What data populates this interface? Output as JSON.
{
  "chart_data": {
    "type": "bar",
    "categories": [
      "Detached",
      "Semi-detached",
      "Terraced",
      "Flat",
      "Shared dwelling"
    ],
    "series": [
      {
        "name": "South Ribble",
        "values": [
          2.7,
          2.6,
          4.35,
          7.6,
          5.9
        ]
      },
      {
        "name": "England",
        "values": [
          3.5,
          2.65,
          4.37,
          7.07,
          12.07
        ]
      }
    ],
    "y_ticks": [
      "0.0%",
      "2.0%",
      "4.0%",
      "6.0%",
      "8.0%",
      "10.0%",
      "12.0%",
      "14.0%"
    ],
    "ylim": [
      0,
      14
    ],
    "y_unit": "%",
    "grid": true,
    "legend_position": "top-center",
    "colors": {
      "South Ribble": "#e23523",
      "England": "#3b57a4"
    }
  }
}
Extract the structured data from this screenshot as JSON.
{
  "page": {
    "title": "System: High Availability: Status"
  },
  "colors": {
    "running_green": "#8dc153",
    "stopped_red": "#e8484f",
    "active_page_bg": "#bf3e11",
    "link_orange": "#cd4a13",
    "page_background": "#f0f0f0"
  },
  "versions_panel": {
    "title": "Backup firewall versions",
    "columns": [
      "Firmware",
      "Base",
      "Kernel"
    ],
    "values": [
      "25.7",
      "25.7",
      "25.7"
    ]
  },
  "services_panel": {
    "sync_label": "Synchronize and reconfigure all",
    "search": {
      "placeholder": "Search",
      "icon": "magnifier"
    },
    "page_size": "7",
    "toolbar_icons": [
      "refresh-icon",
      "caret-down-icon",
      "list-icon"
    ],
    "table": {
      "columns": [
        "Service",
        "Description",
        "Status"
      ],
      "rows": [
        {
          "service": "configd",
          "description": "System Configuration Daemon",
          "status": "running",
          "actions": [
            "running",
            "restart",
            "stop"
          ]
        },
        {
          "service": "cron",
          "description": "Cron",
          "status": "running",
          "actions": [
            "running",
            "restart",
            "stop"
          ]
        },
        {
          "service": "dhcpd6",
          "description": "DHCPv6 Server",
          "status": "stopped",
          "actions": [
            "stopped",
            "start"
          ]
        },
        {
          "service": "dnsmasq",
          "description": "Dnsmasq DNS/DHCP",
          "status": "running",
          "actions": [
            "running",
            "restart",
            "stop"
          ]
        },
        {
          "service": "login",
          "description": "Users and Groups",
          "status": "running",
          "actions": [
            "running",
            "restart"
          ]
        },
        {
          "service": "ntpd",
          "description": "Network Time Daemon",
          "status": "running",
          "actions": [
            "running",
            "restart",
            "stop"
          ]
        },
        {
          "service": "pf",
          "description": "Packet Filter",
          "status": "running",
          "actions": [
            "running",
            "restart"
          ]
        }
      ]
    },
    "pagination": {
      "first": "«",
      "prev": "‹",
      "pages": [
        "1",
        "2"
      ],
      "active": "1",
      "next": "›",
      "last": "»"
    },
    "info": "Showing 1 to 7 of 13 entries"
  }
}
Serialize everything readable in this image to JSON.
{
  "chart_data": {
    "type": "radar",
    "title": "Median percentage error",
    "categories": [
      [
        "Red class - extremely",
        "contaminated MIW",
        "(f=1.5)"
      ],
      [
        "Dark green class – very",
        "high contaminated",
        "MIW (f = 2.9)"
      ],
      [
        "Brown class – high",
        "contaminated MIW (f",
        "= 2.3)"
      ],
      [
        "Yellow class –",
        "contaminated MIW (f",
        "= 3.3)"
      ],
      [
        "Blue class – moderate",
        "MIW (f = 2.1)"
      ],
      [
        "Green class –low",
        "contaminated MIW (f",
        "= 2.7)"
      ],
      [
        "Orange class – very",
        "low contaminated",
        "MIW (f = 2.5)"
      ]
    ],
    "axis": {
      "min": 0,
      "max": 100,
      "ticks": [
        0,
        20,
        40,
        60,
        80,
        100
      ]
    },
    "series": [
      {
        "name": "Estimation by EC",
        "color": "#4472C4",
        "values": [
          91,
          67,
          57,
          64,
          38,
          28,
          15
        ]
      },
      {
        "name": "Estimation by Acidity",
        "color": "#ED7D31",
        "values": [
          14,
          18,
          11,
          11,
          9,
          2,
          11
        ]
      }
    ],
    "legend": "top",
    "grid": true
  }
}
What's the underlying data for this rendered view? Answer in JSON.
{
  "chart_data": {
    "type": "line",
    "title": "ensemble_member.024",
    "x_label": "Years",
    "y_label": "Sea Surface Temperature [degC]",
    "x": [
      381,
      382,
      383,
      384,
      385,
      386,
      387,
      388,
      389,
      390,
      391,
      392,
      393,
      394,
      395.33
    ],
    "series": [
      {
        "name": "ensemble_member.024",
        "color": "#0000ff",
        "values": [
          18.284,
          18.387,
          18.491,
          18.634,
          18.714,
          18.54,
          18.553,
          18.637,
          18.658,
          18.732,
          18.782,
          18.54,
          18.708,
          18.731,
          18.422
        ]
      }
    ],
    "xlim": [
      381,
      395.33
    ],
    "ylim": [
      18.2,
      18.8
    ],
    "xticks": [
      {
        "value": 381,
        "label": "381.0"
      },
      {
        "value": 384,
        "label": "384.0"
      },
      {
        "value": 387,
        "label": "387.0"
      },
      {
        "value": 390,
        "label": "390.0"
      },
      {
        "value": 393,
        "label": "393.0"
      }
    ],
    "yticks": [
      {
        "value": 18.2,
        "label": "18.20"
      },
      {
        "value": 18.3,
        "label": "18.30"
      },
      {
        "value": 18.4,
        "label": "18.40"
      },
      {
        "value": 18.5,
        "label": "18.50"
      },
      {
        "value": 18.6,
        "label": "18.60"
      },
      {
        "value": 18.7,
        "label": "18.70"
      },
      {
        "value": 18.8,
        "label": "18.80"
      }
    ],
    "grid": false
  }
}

• • • • •

## What is needed
Transcribe all of the material exactly. Omit nothing.

## Answer
What data populates this interface? Output as JSON.
{
  "chart_data": {
    "type": "bar",
    "categories": [
      "Detached",
      "Semi-detached",
      "Terraced",
      "Flat",
      "Shared dwelling"
    ],
    "series": [
      {
        "name": "South Ribble",
        "values": [
          2.7,
          2.6,
          4.35,
          7.6,
          5.9
        ]
      },
      {
        "name": "England",
        "values": [
          3.5,
          2.65,
          4.37,
          7.07,
          12.07
        ]
      }
    ],
    "y_ticks": [
      "0.0%",
      "2.0%",
      "4.0%",
      "6.0%",
      "8.0%",
      "10.0%",
      "12.0%",
      "14.0%"
    ],
    "ylim": [
      0,
      14
    ],
    "y_unit": "%",
    "grid": true,
    "legend_position": "top-center",
    "colors": {
      "South Ribble": "#e23523",
      "England": "#3b57a4"
    }
  }
}
Extract the structured data from this screenshot as JSON.
{
  "page": {
    "title": "System: High Availability: Status"
  },
  "colors": {
    "running_green": "#8dc153",
    "stopped_red": "#e8484f",
    "active_page_bg": "#bf3e11",
    "link_orange": "#cd4a13",
    "page_background": "#f0f0f0"
  },
  "versions_panel": {
    "title": "Backup firewall versions",
    "columns": [
      "Firmware",
      "Base",
      "Kernel"
    ],
    "values": [
      "25.7",
      "25.7",
      "25.7"
    ]
  },
  "services_panel": {
    "sync_label": "Synchronize and reconfigure all",
    "search": {
      "placeholder": "Search",
      "icon": "magnifier"
    },
    "page_size": "7",
    "toolbar_icons": [
      "refresh-icon",
      "caret-down-icon",
      "list-icon"
    ],
    "table": {
      "columns": [
        "Service",
        "Description",
        "Status"
      ],
      "rows": [
        {
          "service": "configd",
          "description": "System Configuration Daemon",
          "status": "running",
          "actions": [
            "running",
            "restart",
            "stop"
          ]
        },
        {
          "service": "cron",
          "description": "Cron",
          "status": "running",
          "actions": [
            "running",
            "restart",
            "stop"
          ]
        },
        {
          "service": "dhcpd6",
          "description": "DHCPv6 Server",
          "status": "stopped",
          "actions": [
            "stopped",
            "start"
          ]
        },
        {
          "service": "dnsmasq",
          "description": "Dnsmasq DNS/DHCP",
          "status": "running",
          "actions": [
            "running",
            "restart",
            "stop"
          ]
        },
        {
          "service": "login",
          "description": "Users and Groups",
          "status": "running",
          "actions": [
            "running",
            "restart"
          ]
        },
        {
          "service": "ntpd",
          "description": "Network Time Daemon",
          "status": "running",
          "actions": [
            "running",
            "restart",
            "stop"
          ]
        },
        {
          "service": "pf",
          "description": "Packet Filter",
          "status": "running",
          "actions": [
            "running",
            "restart"
          ]
        }
      ]
    },
    "pagination": {
      "first": "«",
      "prev": "‹",
      "pages": [
        "1",
        "2"
      ],
      "active": "1",
      "next": "›",
      "last": "»"
    },
    "info": "Showing 1 to 7 of 13 entries"
  }
}
Serialize everything readable in this image to JSON.
{
  "chart_data": {
    "type": "radar",
    "title": "Median percentage error",
    "categories": [
      [
        "Red class - extremely",
        "contaminated MIW",
        "(f=1.5)"
      ],
      [
        "Dark green class – very",
        "high contaminated",
        "MIW (f = 2.9)"
      ],
      [
        "Brown class – high",
        "contaminated MIW (f",
        "= 2.3)"
      ],
      [
        "Yellow class –",
        "contaminated MIW (f",
        "= 3.3)"
      ],
      [
        "Blue class – moderate",
        "MIW (f = 2.1)"
      ],
      [
        "Green class –low",
        "contaminated MIW (f",
        "= 2.7)"
      ],
      [
        "Orange class – very",
        "low contaminated",
        "MIW (f = 2.5)"
      ]
    ],
    "axis": {
      "min": 0,
      "max": 100,
      "ticks": [
        0,
        20,
        40,
        60,
        80,
        100
      ]
    },
    "series": [
      {
        "name": "Estimation by EC",
        "color": "#4472C4",
        "values": [
          91,
          67,
          57,
          64,
          38,
          28,
          15
        ]
      },
      {
        "name": "Estimation by Acidity",
        "color": "#ED7D31",
        "values": [
          14,
          18,
          11,
          11,
          9,
          2,
          11
        ]
      }
    ],
    "legend": "top",
    "grid": true
  }
}
What's the underlying data for this rendered view? Answer in JSON.
{
  "chart_data": {
    "type": "line",
    "title": "ensemble_member.024",
    "x_label": "Years",
    "y_label": "Sea Surface Temperature [degC]",
    "x": [
      381,
      382,
      383,
      384,
      385,
      386,
      387,
      388,
      389,
      390,
      391,
      392,
      393,
      394,
      395.33
    ],
    "series": [
      {
        "name": "ensemble_member.024",
        "color": "#0000ff",
        "values": [
          18.284,
          18.387,
          18.491,
          18.634,
          18.714,
          18.54,
          18.553,
          18.637,
          18.658,
          18.732,
          18.782,
          18.54,
          18.708,
          18.731,
          18.422
        ]
      }
    ],
    "xlim": [
      381,
      395.33
    ],
    "ylim": [
      18.2,
      18.8
    ],
    "xticks": [
      {
        "value": 381,
        "label": "381.0"
      },
      {
        "value": 384,
        "label": "384.0"
      },
      {
        "value": 387,
        "label": "387.0"
      },
      {
        "value": 390,
        "label": "390.0"
      },
      {
        "value": 393,
        "label": "393.0"
      }
    ],
    "yticks": [
      {
        "value": 18.2,
        "label": "18.20"
      },
      {
        "value": 18.3,
        "label": "18.30"
      },
      {
        "value": 18.4,
        "label": "18.40"
      },
      {
        "value": 18.5,
        "label": "18.50"
      },
      {
        "value": 18.6,
        "label": "18.60"
      },
      {
        "value": 18.7,
        "label": "18.70"
      },
      {
        "value": 18.8,
        "label": "18.80"
      }
    ],
    "grid": false
  }
}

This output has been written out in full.